> EXERCISE DESCRIPTION: Write each line out exactly, leaving none out.

— start DATA EXTRACT —

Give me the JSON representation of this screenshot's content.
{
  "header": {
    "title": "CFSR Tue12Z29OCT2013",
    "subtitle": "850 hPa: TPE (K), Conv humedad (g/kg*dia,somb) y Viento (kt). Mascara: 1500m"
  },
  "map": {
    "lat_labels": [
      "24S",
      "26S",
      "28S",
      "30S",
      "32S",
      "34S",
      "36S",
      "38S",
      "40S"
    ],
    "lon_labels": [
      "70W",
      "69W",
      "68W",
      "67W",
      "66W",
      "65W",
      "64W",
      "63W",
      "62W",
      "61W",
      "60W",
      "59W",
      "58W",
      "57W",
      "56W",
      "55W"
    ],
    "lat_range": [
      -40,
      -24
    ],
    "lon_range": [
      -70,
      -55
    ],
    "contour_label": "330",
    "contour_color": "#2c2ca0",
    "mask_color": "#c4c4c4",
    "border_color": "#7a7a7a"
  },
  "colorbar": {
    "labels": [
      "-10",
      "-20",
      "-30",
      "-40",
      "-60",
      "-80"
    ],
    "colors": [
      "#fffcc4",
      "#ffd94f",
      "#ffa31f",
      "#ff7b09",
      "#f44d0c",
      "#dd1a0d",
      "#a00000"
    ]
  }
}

— end DATA EXTRACT —

> EXERCISE ANSWER:
Give me the JSON representation of this screenshot's content.
{
  "header": {
    "title": "CFSR Tue12Z29OCT2013",
    "subtitle": "850 hPa: TPE (K), Conv humedad (g/kg*dia,somb) y Viento (kt). Mascara: 1500m"
  },
  "map": {
    "lat_labels": [
      "24S",
      "26S",
      "28S",
      "30S",
      "32S",
      "34S",
      "36S",
      "38S",
      "40S"
    ],
    "lon_labels": [
      "70W",
      "69W",
      "68W",
      "67W",
      "66W",
      "65W",
      "64W",
      "63W",
      "62W",
      "61W",
      "60W",
      "59W",
      "58W",
      "57W",
      "56W",
      "55W"
    ],
    "lat_range": [
      -40,
      -24
    ],
    "lon_range": [
      -70,
      -55
    ],
    "contour_label": "330",
    "contour_color": "#2c2ca0",
    "mask_color": "#c4c4c4",
    "border_color": "#7a7a7a"
  },
  "colorbar": {
    "labels": [
      "-10",
      "-20",
      "-30",
      "-40",
      "-60",
      "-80"
    ],
    "colors": [
      "#fffcc4",
      "#ffd94f",
      "#ffa31f",
      "#ff7b09",
      "#f44d0c",
      "#dd1a0d",
      "#a00000"
    ]
  }
}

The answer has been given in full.